*What you are asked to do*
Exclude the pictures, then repeat the remaining data exactly.
── Provided records
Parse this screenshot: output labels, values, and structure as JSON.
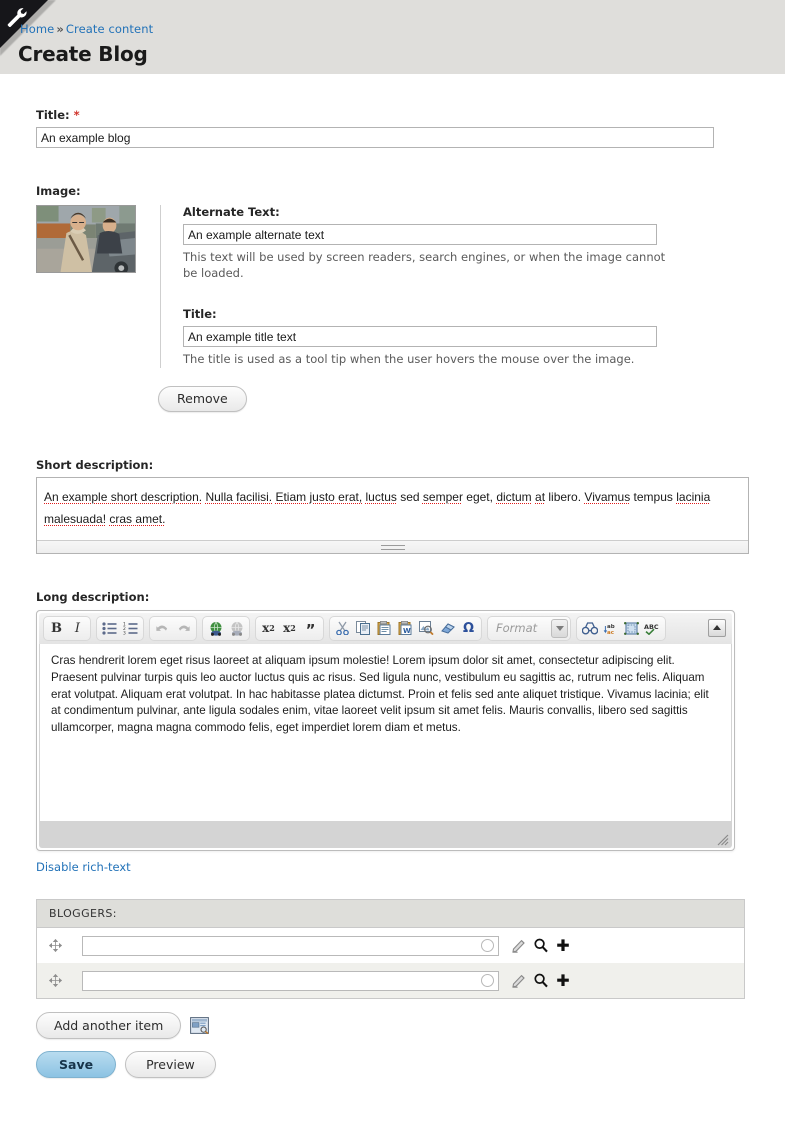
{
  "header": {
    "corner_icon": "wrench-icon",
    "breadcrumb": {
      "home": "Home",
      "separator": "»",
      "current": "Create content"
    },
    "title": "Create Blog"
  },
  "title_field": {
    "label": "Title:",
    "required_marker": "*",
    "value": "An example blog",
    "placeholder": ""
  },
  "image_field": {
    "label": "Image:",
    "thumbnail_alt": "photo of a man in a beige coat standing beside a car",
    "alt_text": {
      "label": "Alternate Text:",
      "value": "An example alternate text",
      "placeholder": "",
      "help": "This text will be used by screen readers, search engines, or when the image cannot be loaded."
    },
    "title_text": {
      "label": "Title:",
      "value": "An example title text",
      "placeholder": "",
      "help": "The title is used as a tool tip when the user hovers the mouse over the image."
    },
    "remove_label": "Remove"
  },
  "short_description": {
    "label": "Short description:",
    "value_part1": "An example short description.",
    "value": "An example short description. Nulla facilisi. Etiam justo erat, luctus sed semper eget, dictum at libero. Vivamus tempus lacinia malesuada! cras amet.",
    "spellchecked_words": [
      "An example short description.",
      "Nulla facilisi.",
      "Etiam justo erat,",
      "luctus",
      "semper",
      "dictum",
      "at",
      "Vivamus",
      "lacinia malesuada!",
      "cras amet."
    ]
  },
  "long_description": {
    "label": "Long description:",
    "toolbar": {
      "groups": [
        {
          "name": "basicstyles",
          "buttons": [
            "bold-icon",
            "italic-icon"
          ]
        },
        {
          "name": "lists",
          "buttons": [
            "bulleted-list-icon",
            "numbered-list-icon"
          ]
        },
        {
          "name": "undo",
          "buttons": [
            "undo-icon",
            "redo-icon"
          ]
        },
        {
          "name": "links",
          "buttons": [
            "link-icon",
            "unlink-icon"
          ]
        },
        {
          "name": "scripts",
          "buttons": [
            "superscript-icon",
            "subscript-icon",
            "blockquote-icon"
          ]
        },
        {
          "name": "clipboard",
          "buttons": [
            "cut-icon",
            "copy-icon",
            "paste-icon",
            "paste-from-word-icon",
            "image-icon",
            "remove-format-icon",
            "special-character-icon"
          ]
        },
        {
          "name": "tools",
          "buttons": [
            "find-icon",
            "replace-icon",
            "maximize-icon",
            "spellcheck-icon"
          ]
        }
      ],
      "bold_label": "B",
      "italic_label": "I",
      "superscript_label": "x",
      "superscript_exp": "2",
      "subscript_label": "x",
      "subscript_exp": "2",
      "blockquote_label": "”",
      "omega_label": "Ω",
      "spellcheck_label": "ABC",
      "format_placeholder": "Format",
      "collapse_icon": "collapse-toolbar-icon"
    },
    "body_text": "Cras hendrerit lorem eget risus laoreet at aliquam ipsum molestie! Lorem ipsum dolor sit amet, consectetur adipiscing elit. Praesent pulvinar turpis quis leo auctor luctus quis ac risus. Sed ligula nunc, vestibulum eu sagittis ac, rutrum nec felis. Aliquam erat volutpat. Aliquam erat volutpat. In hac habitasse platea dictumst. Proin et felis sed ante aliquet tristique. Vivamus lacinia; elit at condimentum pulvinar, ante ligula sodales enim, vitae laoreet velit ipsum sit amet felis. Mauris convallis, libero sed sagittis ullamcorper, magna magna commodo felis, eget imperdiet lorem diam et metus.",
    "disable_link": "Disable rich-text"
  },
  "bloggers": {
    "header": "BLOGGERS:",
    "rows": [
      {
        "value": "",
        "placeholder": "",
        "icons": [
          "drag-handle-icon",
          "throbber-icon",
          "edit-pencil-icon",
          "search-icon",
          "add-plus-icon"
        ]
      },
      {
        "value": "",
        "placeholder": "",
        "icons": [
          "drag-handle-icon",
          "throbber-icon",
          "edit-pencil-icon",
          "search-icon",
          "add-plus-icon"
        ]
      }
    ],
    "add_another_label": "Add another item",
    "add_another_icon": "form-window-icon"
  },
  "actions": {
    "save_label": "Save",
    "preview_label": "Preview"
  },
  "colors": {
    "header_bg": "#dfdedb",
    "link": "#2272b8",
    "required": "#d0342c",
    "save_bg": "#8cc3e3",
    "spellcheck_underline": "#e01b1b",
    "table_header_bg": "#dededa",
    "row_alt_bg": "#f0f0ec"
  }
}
────
*Solution for this problem*
Parse this screenshot: output labels, values, and structure as JSON.
{
  "header": {
    "corner_icon": "wrench-icon",
    "breadcrumb": {
      "home": "Home",
      "separator": "»",
      "current": "Create content"
    },
    "title": "Create Blog"
  },
  "title_field": {
    "label": "Title:",
    "required_marker": "*",
    "value": "An example blog",
    "placeholder": ""
  },
  "image_field": {
    "label": "Image:",
    "thumbnail_alt": "photo of a man in a beige coat standing beside a car",
    "alt_text": {
      "label": "Alternate Text:",
      "value": "An example alternate text",
      "placeholder": "",
      "help": "This text will be used by screen readers, search engines, or when the image cannot be loaded."
    },
    "title_text": {
      "label": "Title:",
      "value": "An example title text",
      "placeholder": "",
      "help": "The title is used as a tool tip when the user hovers the mouse over the image."
    },
    "remove_label": "Remove"
  },
  "short_description": {
    "label": "Short description:",
    "value_part1": "An example short description.",
    "value": "An example short description. Nulla facilisi. Etiam justo erat, luctus sed semper eget, dictum at libero. Vivamus tempus lacinia malesuada! cras amet.",
    "spellchecked_words": [
      "An example short description.",
      "Nulla facilisi.",
      "Etiam justo erat,",
      "luctus",
      "semper",
      "dictum",
      "at",
      "Vivamus",
      "lacinia malesuada!",
      "cras amet."
    ]
  },
  "long_description": {
    "label": "Long description:",
    "toolbar": {
      "groups": [
        {
          "name": "basicstyles",
          "buttons": [
            "bold-icon",
            "italic-icon"
          ]
        },
        {
          "name": "lists",
          "buttons": [
            "bulleted-list-icon",
            "numbered-list-icon"
          ]
        },
        {
          "name": "undo",
          "buttons": [
            "undo-icon",
            "redo-icon"
          ]
        },
        {
          "name": "links",
          "buttons": [
            "link-icon",
            "unlink-icon"
          ]
        },
        {
          "name": "scripts",
          "buttons": [
            "superscript-icon",
            "subscript-icon",
            "blockquote-icon"
          ]
        },
        {
          "name": "clipboard",
          "buttons": [
            "cut-icon",
            "copy-icon",
            "paste-icon",
            "paste-from-word-icon",
            "image-icon",
            "remove-format-icon",
            "special-character-icon"
          ]
        },
        {
          "name": "tools",
          "buttons": [
            "find-icon",
            "replace-icon",
            "maximize-icon",
            "spellcheck-icon"
          ]
        }
      ],
      "bold_label": "B",
      "italic_label": "I",
      "superscript_label": "x",
      "superscript_exp": "2",
      "subscript_label": "x",
      "subscript_exp": "2",
      "blockquote_label": "”",
      "omega_label": "Ω",
      "spellcheck_label": "ABC",
      "format_placeholder": "Format",
      "collapse_icon": "collapse-toolbar-icon"
    },
    "body_text": "Cras hendrerit lorem eget risus laoreet at aliquam ipsum molestie! Lorem ipsum dolor sit amet, consectetur adipiscing elit. Praesent pulvinar turpis quis leo auctor luctus quis ac risus. Sed ligula nunc, vestibulum eu sagittis ac, rutrum nec felis. Aliquam erat volutpat. Aliquam erat volutpat. In hac habitasse platea dictumst. Proin et felis sed ante aliquet tristique. Vivamus lacinia; elit at condimentum pulvinar, ante ligula sodales enim, vitae laoreet velit ipsum sit amet felis. Mauris convallis, libero sed sagittis ullamcorper, magna magna commodo felis, eget imperdiet lorem diam et metus.",
    "disable_link": "Disable rich-text"
  },
  "bloggers": {
    "header": "BLOGGERS:",
    "rows": [
      {
        "value": "",
        "placeholder": "",
        "icons": [
          "drag-handle-icon",
          "throbber-icon",
          "edit-pencil-icon",
          "search-icon",
          "add-plus-icon"
        ]
      },
      {
        "value": "",
        "placeholder": "",
        "icons": [
          "drag-handle-icon",
          "throbber-icon",
          "edit-pencil-icon",
          "search-icon",
          "add-plus-icon"
        ]
      }
    ],
    "add_another_label": "Add another item",
    "add_another_icon": "form-window-icon"
  },
  "actions": {
    "save_label": "Save",
    "preview_label": "Preview"
  },
  "colors": {
    "header_bg": "#dfdedb",
    "link": "#2272b8",
    "required": "#d0342c",
    "save_bg": "#8cc3e3",
    "spellcheck_underline": "#e01b1b",
    "table_header_bg": "#dededa",
    "row_alt_bg": "#f0f0ec"
  }
}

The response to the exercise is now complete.